What is asked - Check every line of the entries that follow, and copy the ones containing "Sort".

Entries -
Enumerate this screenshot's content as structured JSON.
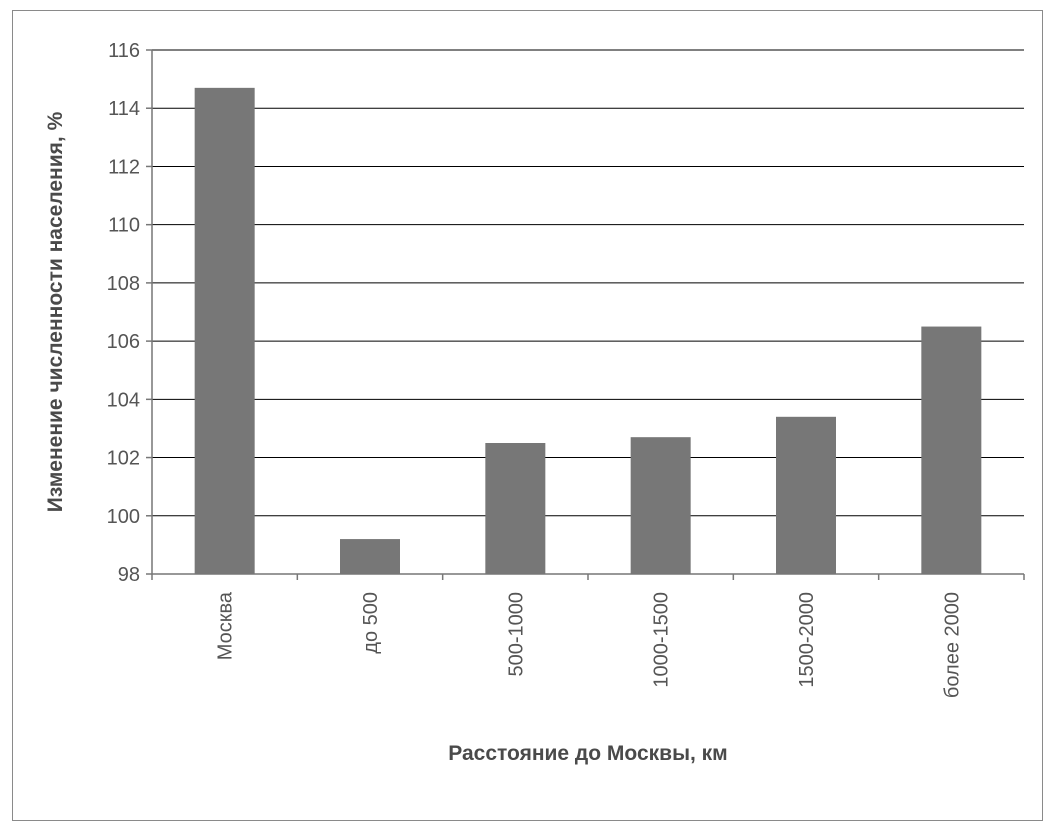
{
  "chart_data": {
    "type": "bar",
    "categories": [
      "Москва",
      "до 500",
      "500-1000",
      "1000-1500",
      "1500-2000",
      "более 2000"
    ],
    "values": [
      114.7,
      99.2,
      102.5,
      102.7,
      103.4,
      106.5
    ],
    "xlabel": "Расстояние до Москвы, км",
    "ylabel": "Изменение численности населения, %",
    "ylim": [
      98,
      116
    ],
    "yticks": [
      98,
      100,
      102,
      104,
      106,
      108,
      110,
      112,
      114,
      116
    ],
    "grid": true,
    "legend": "none"
  },
  "colors": {
    "bar": "#777777",
    "grid": "#000000",
    "axis": "#777777"
  }
}
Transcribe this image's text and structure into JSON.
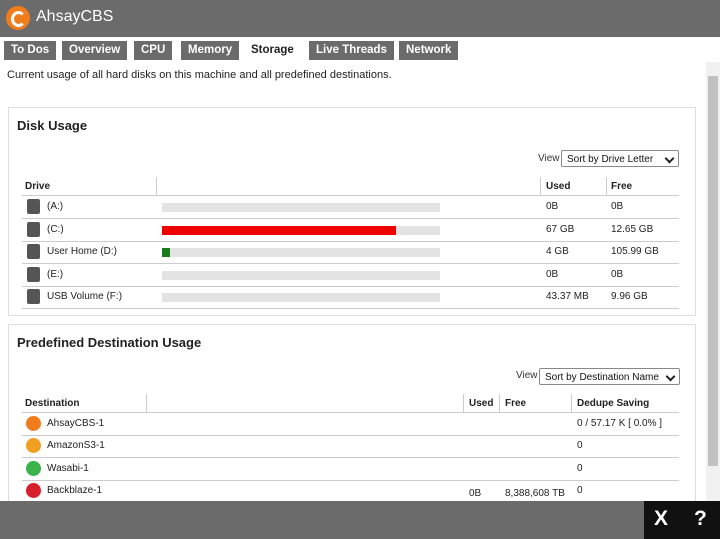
{
  "app": {
    "title": "AhsayCBS"
  },
  "tabs": [
    "To Dos",
    "Overview",
    "CPU",
    "Memory",
    "Storage",
    "Live Threads",
    "Network"
  ],
  "active_tab": 4,
  "description": "Current usage of all hard disks on this machine and all predefined destinations.",
  "disk_usage": {
    "title": "Disk Usage",
    "view_label": "View",
    "sort": "Sort by Drive Letter",
    "columns": [
      "Drive",
      "Used",
      "Free"
    ],
    "rows": [
      {
        "drive": "(A:)",
        "usage": 0,
        "used": "0B",
        "free": "0B"
      },
      {
        "drive": "(C:)",
        "usage": 84,
        "bar_color": "#ee0000",
        "used": "67 GB",
        "free": "12.65 GB"
      },
      {
        "drive": "User Home (D:)",
        "usage": 3,
        "bar_color": "#1b7a1b",
        "used": "4 GB",
        "free": "105.99 GB"
      },
      {
        "drive": "(E:)",
        "usage": 0,
        "used": "0B",
        "free": "0B"
      },
      {
        "drive": "USB Volume (F:)",
        "usage": 0,
        "used": "43.37 MB",
        "free": "9.96 GB"
      }
    ]
  },
  "destination_usage": {
    "title": "Predefined Destination Usage",
    "view_label": "View",
    "sort": "Sort by Destination Name",
    "columns": [
      "Destination",
      "Used",
      "Free",
      "Dedupe Saving"
    ],
    "rows": [
      {
        "destination": "AhsayCBS-1",
        "dedupe": "0 / 57.17 K [ 0.0% ]"
      },
      {
        "destination": "AmazonS3-1",
        "dedupe": "0"
      },
      {
        "destination": "Wasabi-1",
        "dedupe": "0"
      },
      {
        "destination": "Backblaze-1",
        "used": "0B",
        "free": "8,388,608 TB",
        "dedupe": "0"
      }
    ]
  },
  "footer": {
    "close": "X",
    "help": "?"
  }
}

Exercise answer -
    "sort": "Sort by Drive Letter",
    "sort": "Sort by Destination Name",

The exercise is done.